#### DATA SECTION
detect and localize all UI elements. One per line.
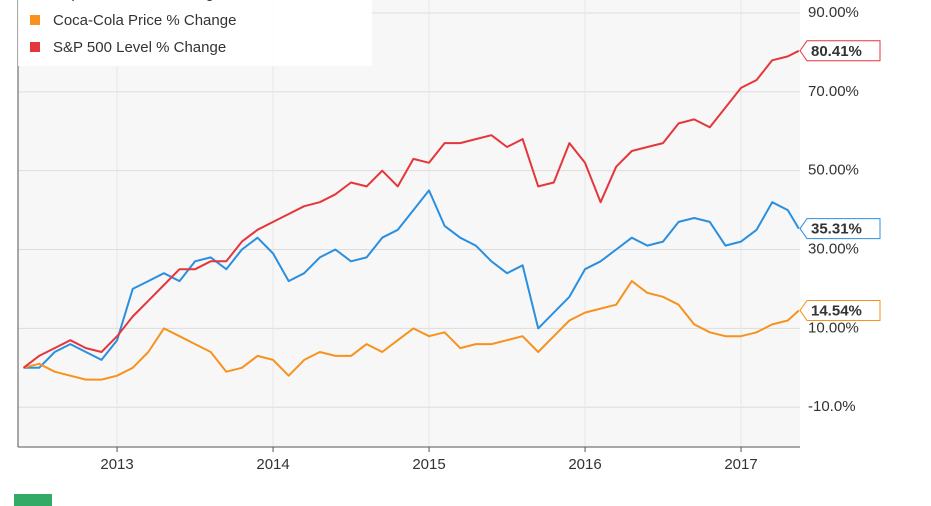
legend: [18, 0, 372, 66]
legend-label: Coca-Cola Price % Change: [53, 12, 236, 29]
end-label: 80.41%: [811, 43, 862, 60]
labels: -10.0% 10.00% 30.00% 50.00% 70.00% 90.00% 2013…: [100, 4, 881, 473]
lines: [22, 49, 800, 381]
legend-swatch: [30, 42, 40, 52]
x-tick-label: 2014: [256, 456, 289, 473]
y-tick-label: 90.00%: [808, 4, 859, 21]
x-tick-label: 2013: [100, 456, 133, 473]
end-label-box: [799, 40, 881, 62]
legend-label: PepsiCo Price % Change: [53, 0, 222, 2]
plot-area: [18, 0, 800, 447]
y-tick-label: -10.0%: [808, 398, 856, 415]
end-label: 14.54%: [811, 302, 862, 319]
legend-swatch: [30, 15, 40, 25]
end-label: 35.31%: [811, 221, 862, 238]
x-tick-label: 2017: [724, 456, 757, 473]
y-tick-label: 30.00%: [808, 240, 859, 257]
x-tick-label: 2015: [412, 456, 445, 473]
x-tick-label: 2016: [568, 456, 601, 473]
y-tick-label: 70.00%: [808, 83, 859, 100]
series-line: [22, 49, 800, 369]
series-line: [23, 189, 800, 369]
logo: [14, 494, 52, 506]
series-line: [23, 280, 800, 381]
y-tick-label: 10.00%: [808, 319, 859, 336]
legend-label: S&P 500 Level % Change: [53, 39, 226, 56]
legend-entries: PepsiCo Price % Change Coca-Cola Price % …: [30, 0, 236, 56]
y-tick-label: 50.00%: [808, 162, 859, 179]
end-label-box: [799, 299, 881, 321]
end-label-box: [799, 218, 881, 240]
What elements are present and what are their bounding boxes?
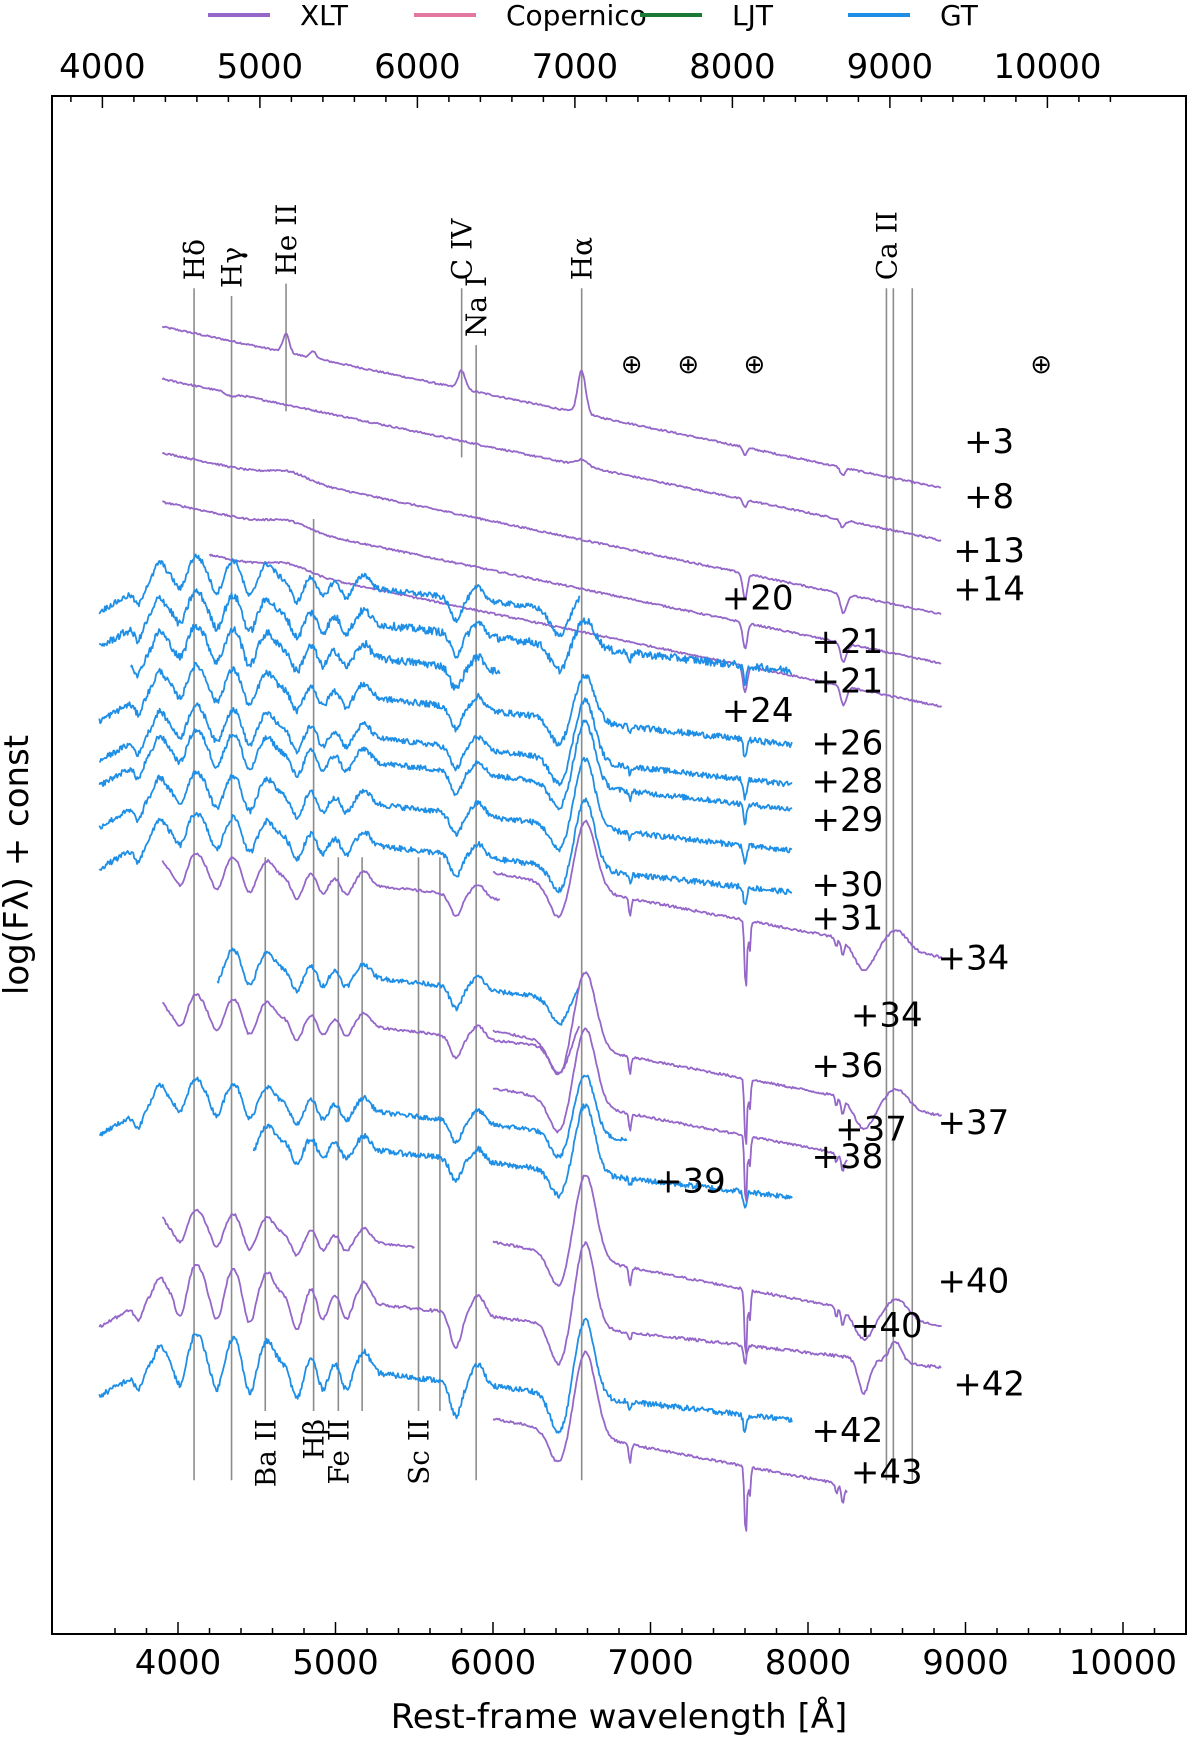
- spectrum-gt-8: [98, 661, 793, 758]
- phase-label: +28: [811, 762, 883, 802]
- phase-label: +37: [835, 1109, 907, 1149]
- y-axis-label: log(Fλ) + const: [0, 735, 37, 995]
- phase-label: +29: [811, 800, 883, 840]
- line-id-label: Hα: [566, 237, 599, 280]
- phase-label: +37: [937, 1103, 1009, 1143]
- phase-label: +8: [964, 477, 1014, 517]
- top-axis: 4000 5000 6000 7000 8000 9000 10000: [59, 47, 1112, 108]
- line-id-label: Na I: [460, 276, 493, 337]
- legend-entry-xlt: XLT: [208, 0, 349, 32]
- phase-label: +24: [722, 691, 794, 731]
- phase-label: +39: [654, 1162, 726, 1202]
- legend-entry-ljt: LJT: [640, 0, 774, 32]
- spectrum-gt-5: [98, 553, 581, 638]
- bottom-tick-label: 8000: [765, 1643, 852, 1683]
- top-tick-label: 8000: [689, 47, 776, 87]
- spectrum-xlt-13: [161, 852, 501, 917]
- phase-label: +14: [953, 569, 1025, 609]
- top-tick-label: 4000: [59, 47, 146, 87]
- phase-label: +42: [953, 1365, 1025, 1405]
- spectrum-xlt-1: [161, 377, 942, 542]
- spectrum-gt-18: [99, 1074, 628, 1159]
- phase-label: +21: [811, 622, 883, 662]
- line-id-label: Sc II: [403, 1419, 436, 1485]
- phase-label: +36: [811, 1046, 883, 1086]
- bottom-tick-label: 6000: [450, 1643, 537, 1683]
- top-tick-label: 10000: [993, 47, 1101, 87]
- legend-label: Copernico: [506, 0, 647, 32]
- legend: XLT Copernico LJT GT: [208, 0, 979, 32]
- spectrum-xlt-20: [492, 1027, 848, 1202]
- spectrum-xlt-23: [98, 1241, 942, 1395]
- legend-entry-gt: GT: [848, 0, 979, 32]
- spectrum-xlt-3: [162, 500, 942, 665]
- spectrum-gt-15: [216, 947, 580, 1026]
- spectrum-xlt-17: [492, 971, 943, 1145]
- spectrum-xlt-21: [161, 1208, 415, 1257]
- top-tick-label: 6000: [374, 47, 461, 87]
- phase-label: +21: [811, 662, 883, 702]
- spectrum-gt-19: [252, 1103, 793, 1209]
- legend-label: LJT: [732, 0, 774, 32]
- legend-entry-copernico: Copernico: [414, 0, 647, 32]
- telluric-marker: ⊕: [1030, 350, 1052, 380]
- phase-label: +31: [811, 899, 883, 939]
- line-id-label: Ca II: [870, 211, 903, 280]
- line-id-label: C IV: [446, 218, 479, 280]
- spectrum-gt-9: [99, 697, 793, 801]
- spectrum-xlt-25: [492, 1350, 848, 1532]
- line-id-label: Hγ: [216, 247, 249, 288]
- spectrum-gt-7: [130, 623, 501, 691]
- spectrum-gt-10: [98, 719, 793, 826]
- phase-label: +38: [811, 1137, 883, 1177]
- phase-label: +42: [811, 1411, 883, 1451]
- spectra-series: [98, 325, 943, 1532]
- line-id-label: Hβ: [298, 1419, 331, 1460]
- phase-labels: +3 +8 +13+14 +20 +21+21 +24 +26+28+29 +30+31 +34…: [654, 422, 1025, 1492]
- spectrum-xlt-0: [161, 325, 942, 489]
- x-axis-label: Rest-frame wavelength [Å]: [391, 1696, 848, 1737]
- line-id-label: He II: [270, 204, 303, 276]
- phase-label: +26: [811, 723, 883, 763]
- spectrum-gt-12: [98, 797, 793, 906]
- telluric-marker: ⊕: [677, 350, 699, 380]
- phase-label: +40: [937, 1262, 1009, 1302]
- phase-label: +3: [964, 422, 1014, 462]
- spectrum-xlt-16: [162, 993, 581, 1074]
- spectrum-gt-6: [98, 588, 793, 686]
- bottom-tick-label: 9000: [922, 1643, 1009, 1683]
- spectrum-xlt-14: [492, 819, 943, 987]
- bottom-axis: 4000 5000 6000 7000 8000 9000 10000: [114, 1622, 1187, 1683]
- phase-label: +43: [851, 1452, 923, 1492]
- phase-label: +20: [722, 579, 794, 619]
- spectrum-xlt-22: [492, 1174, 942, 1355]
- top-tick-label: 5000: [217, 47, 304, 87]
- legend-label: GT: [940, 0, 979, 32]
- bottom-tick-label: 5000: [292, 1643, 379, 1683]
- telluric-markers: ⊕ ⊕ ⊕ ⊕: [621, 350, 1052, 380]
- phase-label: +34: [851, 995, 923, 1035]
- spectrum-gt-11: [98, 756, 793, 865]
- top-tick-label: 7000: [532, 47, 619, 87]
- phase-label: +13: [953, 531, 1025, 571]
- phase-label: +40: [851, 1306, 923, 1346]
- phase-label: +34: [937, 939, 1009, 979]
- top-tick-label: 9000: [847, 47, 934, 87]
- phase-label: +30: [811, 865, 883, 905]
- line-id-label: Hδ: [178, 239, 211, 280]
- telluric-marker: ⊕: [744, 350, 766, 380]
- bottom-tick-label: 10000: [1069, 1643, 1177, 1683]
- bottom-tick-label: 4000: [135, 1643, 222, 1683]
- bottom-tick-label: 7000: [607, 1643, 694, 1683]
- legend-label: XLT: [300, 0, 349, 32]
- line-id-label: Fe II: [322, 1419, 355, 1485]
- line-id-label: Ba II: [249, 1419, 282, 1487]
- telluric-marker: ⊕: [621, 350, 643, 380]
- spectrum-xlt-2: [161, 452, 942, 616]
- spectrum-gt-24: [98, 1317, 793, 1434]
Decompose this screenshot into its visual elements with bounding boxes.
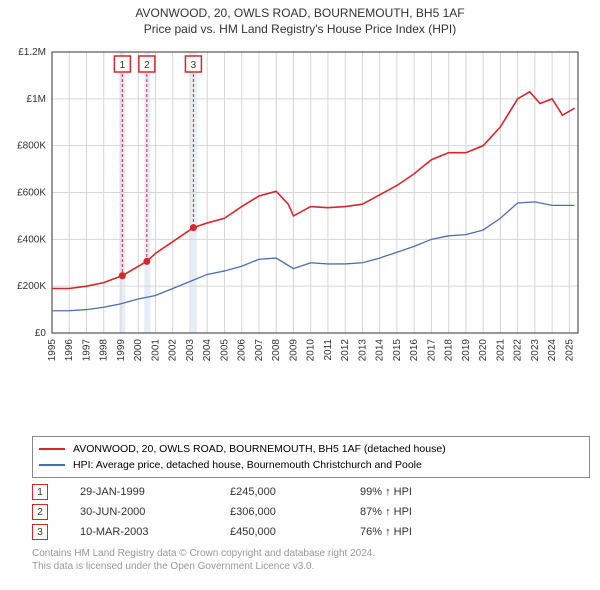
event-pct: 87% ↑ HPI bbox=[360, 506, 480, 518]
x-tick-label: 1998 bbox=[99, 339, 110, 362]
x-tick-label: 2024 bbox=[547, 339, 558, 362]
event-dot bbox=[119, 272, 126, 279]
event-price: £245,000 bbox=[230, 486, 360, 498]
event-pct: 99% ↑ HPI bbox=[360, 486, 480, 498]
event-pct: 76% ↑ HPI bbox=[360, 526, 480, 538]
footer-line2: This data is licensed under the Open Gov… bbox=[32, 561, 375, 574]
x-tick-label: 2009 bbox=[288, 339, 299, 362]
x-tick-label: 2001 bbox=[150, 339, 161, 362]
title-line2: Price paid vs. HM Land Registry's House … bbox=[0, 22, 600, 38]
x-tick-label: 2011 bbox=[323, 339, 334, 361]
title-line1: AVONWOOD, 20, OWLS ROAD, BOURNEMOUTH, BH… bbox=[0, 6, 600, 22]
legend-swatch bbox=[39, 448, 65, 450]
x-tick-label: 2010 bbox=[306, 339, 317, 362]
footer-line1: Contains HM Land Registry data © Crown c… bbox=[32, 548, 375, 561]
x-tick-label: 2002 bbox=[168, 339, 179, 362]
x-tick-label: 2019 bbox=[461, 339, 472, 362]
event-price: £450,000 bbox=[230, 526, 360, 538]
x-tick-label: 2017 bbox=[426, 339, 437, 362]
event-dot bbox=[143, 258, 150, 265]
event-num-box: 2 bbox=[32, 504, 48, 520]
y-tick-label: £0 bbox=[35, 328, 47, 339]
event-price: £306,000 bbox=[230, 506, 360, 518]
x-tick-label: 2004 bbox=[202, 339, 213, 362]
y-tick-label: £1M bbox=[27, 94, 46, 105]
x-tick-label: 2008 bbox=[271, 339, 282, 362]
legend-row: HPI: Average price, detached house, Bour… bbox=[39, 457, 583, 473]
legend-row: AVONWOOD, 20, OWLS ROAD, BOURNEMOUTH, BH… bbox=[39, 441, 583, 457]
x-tick-label: 2020 bbox=[478, 339, 489, 362]
chart-svg: £0£200K£400K£600K£800K£1M£1.2M1995199619… bbox=[52, 48, 582, 383]
event-num-box: 3 bbox=[32, 524, 48, 540]
x-tick-label: 2000 bbox=[133, 339, 144, 362]
x-tick-label: 2015 bbox=[392, 339, 403, 362]
y-tick-label: £400K bbox=[17, 234, 46, 245]
x-tick-label: 2014 bbox=[375, 339, 386, 362]
event-num-box: 1 bbox=[32, 484, 48, 500]
event-date: 30-JUN-2000 bbox=[80, 506, 230, 518]
events-table: 1 29-JAN-1999£245,00099% ↑ HPI 2 30-JUN-200… bbox=[32, 482, 576, 542]
event-marker-num: 3 bbox=[191, 60, 197, 71]
x-tick-label: 2013 bbox=[357, 339, 368, 362]
event-dot bbox=[190, 224, 197, 231]
x-tick-label: 2007 bbox=[254, 339, 265, 362]
footer: Contains HM Land Registry data © Crown c… bbox=[32, 548, 375, 573]
x-tick-label: 2005 bbox=[219, 339, 230, 362]
event-row: 2 30-JUN-2000£306,00087% ↑ HPI bbox=[32, 502, 576, 522]
legend-label: AVONWOOD, 20, OWLS ROAD, BOURNEMOUTH, BH… bbox=[73, 443, 446, 455]
event-date: 10-MAR-2003 bbox=[80, 526, 230, 538]
y-tick-label: £200K bbox=[17, 281, 46, 292]
chart-title: AVONWOOD, 20, OWLS ROAD, BOURNEMOUTH, BH… bbox=[0, 0, 600, 37]
legend-label: HPI: Average price, detached house, Bour… bbox=[73, 459, 422, 471]
event-row: 3 10-MAR-2003£450,00076% ↑ HPI bbox=[32, 522, 576, 542]
y-tick-label: £1.2M bbox=[18, 47, 46, 58]
x-tick-label: 2003 bbox=[185, 339, 196, 362]
x-tick-label: 2012 bbox=[340, 339, 351, 362]
legend: AVONWOOD, 20, OWLS ROAD, BOURNEMOUTH, BH… bbox=[32, 436, 590, 478]
y-tick-label: £800K bbox=[17, 141, 46, 152]
x-tick-label: 2022 bbox=[513, 339, 524, 362]
x-tick-label: 1995 bbox=[47, 339, 58, 362]
chart-container: AVONWOOD, 20, OWLS ROAD, BOURNEMOUTH, BH… bbox=[0, 0, 600, 590]
x-tick-label: 2006 bbox=[237, 339, 248, 362]
x-tick-label: 2016 bbox=[409, 339, 420, 362]
event-marker-num: 2 bbox=[144, 60, 150, 71]
legend-swatch bbox=[39, 464, 65, 466]
x-tick-label: 2018 bbox=[444, 339, 455, 362]
event-row: 1 29-JAN-1999£245,00099% ↑ HPI bbox=[32, 482, 576, 502]
x-tick-label: 2025 bbox=[564, 339, 575, 362]
x-tick-label: 2023 bbox=[530, 339, 541, 362]
x-tick-label: 1999 bbox=[116, 339, 127, 362]
event-date: 29-JAN-1999 bbox=[80, 486, 230, 498]
event-marker-num: 1 bbox=[120, 60, 126, 71]
y-tick-label: £600K bbox=[17, 188, 46, 199]
x-tick-label: 1997 bbox=[81, 339, 92, 362]
x-tick-label: 1996 bbox=[64, 339, 75, 362]
x-tick-label: 2021 bbox=[495, 339, 506, 362]
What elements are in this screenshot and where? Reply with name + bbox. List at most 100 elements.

#### TASK OBJECTIVE
In the records above, render the lines from the one containing "legend: [18, 0, 372, 66]" through the one containing "end-label: 35.31%: [811, 221, 862, 238]", both included, as a numbered list, skipping any blank lines.

#### OUTPUT
1. legend: [18, 0, 372, 66]
2. legend-label: Coca-Cola Price % Change: [53, 12, 236, 29]
3. end-label: 80.41%: [811, 43, 862, 60]
4. labels: -10.0% 10.00% 30.00% 50.00% 70.00% 90.00% 2013…: [100, 4, 881, 473]
5. lines: [22, 49, 800, 381]
6. legend-swatch: [30, 42, 40, 52]
7. x-tick-label: 2014: [256, 456, 289, 473]
8. y-tick-label: 90.00%: [808, 4, 859, 21]
9. x-tick-label: 2013: [100, 456, 133, 473]
10. end-label-box: [799, 40, 881, 62]
11. legend-label: PepsiCo Price % Change: [53, 0, 222, 2]
12. plot-area: [18, 0, 800, 447]
13. y-tick-label: -10.0%: [808, 398, 856, 415]
14. end-label: 14.54%: [811, 302, 862, 319]
15. legend-swatch: [30, 15, 40, 25]
16. end-label: 35.31%: [811, 221, 862, 238]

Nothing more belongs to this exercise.